**Data records**
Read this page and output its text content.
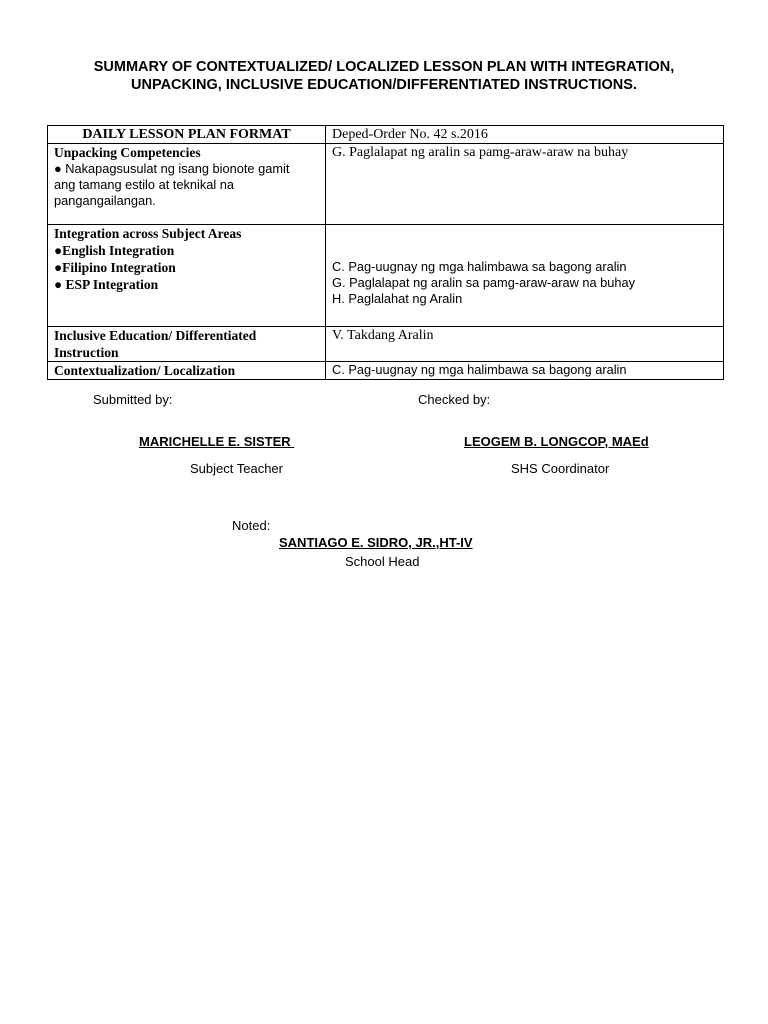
SUMMARY OF CONTEXTUALIZED/ LOCALIZED LESSON PLAN WITH INTEGRATION,
UNPACKING, INCLUSIVE EDUCATION/DIFFERENTIATED INSTRUCTIONS.
DAILY LESSON PLAN FORMAT	Deped-Order No. 42 s.2016

Unpacking Competencies
● Nakapagsusulat ng isang bionote gamit
ang tamang estilo at teknikal na
pangangailangan.	G. Paglalapat ng aralin sa pamg-araw-araw na buhay

Integration across Subject Areas
●English Integration
●Filipino Integration
● ESP Integration	C. Pag-uugnay ng mga halimbawa sa bagong aralin
G. Paglalapat ng aralin sa pamg-araw-araw na buhay
H. Paglalahat ng Aralin

Inclusive Education/ Differentiated
Instruction	V. Takdang Aralin

Contextualization/ Localization	C. Pag-uugnay ng mga halimbawa sa bagong aralin
Submitted by:	Checked by:
MARICHELLE E. SISTER	LEOGEM B. LONGCOP, MAEd
Subject Teacher	SHS Coordinator
Noted:
SANTIAGO E. SIDRO, JR.,HT-IV
School Head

**Objective**
Every record is to be reproduced exactly, with no pictures included.

**Result for this exercise**
Read this page and output its text content.
SUMMARY OF CONTEXTUALIZED/ LOCALIZED LESSON PLAN WITH INTEGRATION,
UNPACKING, INCLUSIVE EDUCATION/DIFFERENTIATED INSTRUCTIONS.
DAILY LESSON PLAN FORMAT	Deped-Order No. 42 s.2016

Unpacking Competencies
● Nakapagsusulat ng isang bionote gamit
ang tamang estilo at teknikal na
pangangailangan.	G. Paglalapat ng aralin sa pamg-araw-araw na buhay

Integration across Subject Areas
●English Integration
●Filipino Integration
● ESP Integration	C. Pag-uugnay ng mga halimbawa sa bagong aralin
G. Paglalapat ng aralin sa pamg-araw-araw na buhay
H. Paglalahat ng Aralin

Inclusive Education/ Differentiated
Instruction	V. Takdang Aralin

Contextualization/ Localization	C. Pag-uugnay ng mga halimbawa sa bagong aralin
Submitted by:	Checked by:
MARICHELLE E. SISTER	LEOGEM B. LONGCOP, MAEd
Subject Teacher	SHS Coordinator
Noted:
SANTIAGO E. SIDRO, JR.,HT-IV
School Head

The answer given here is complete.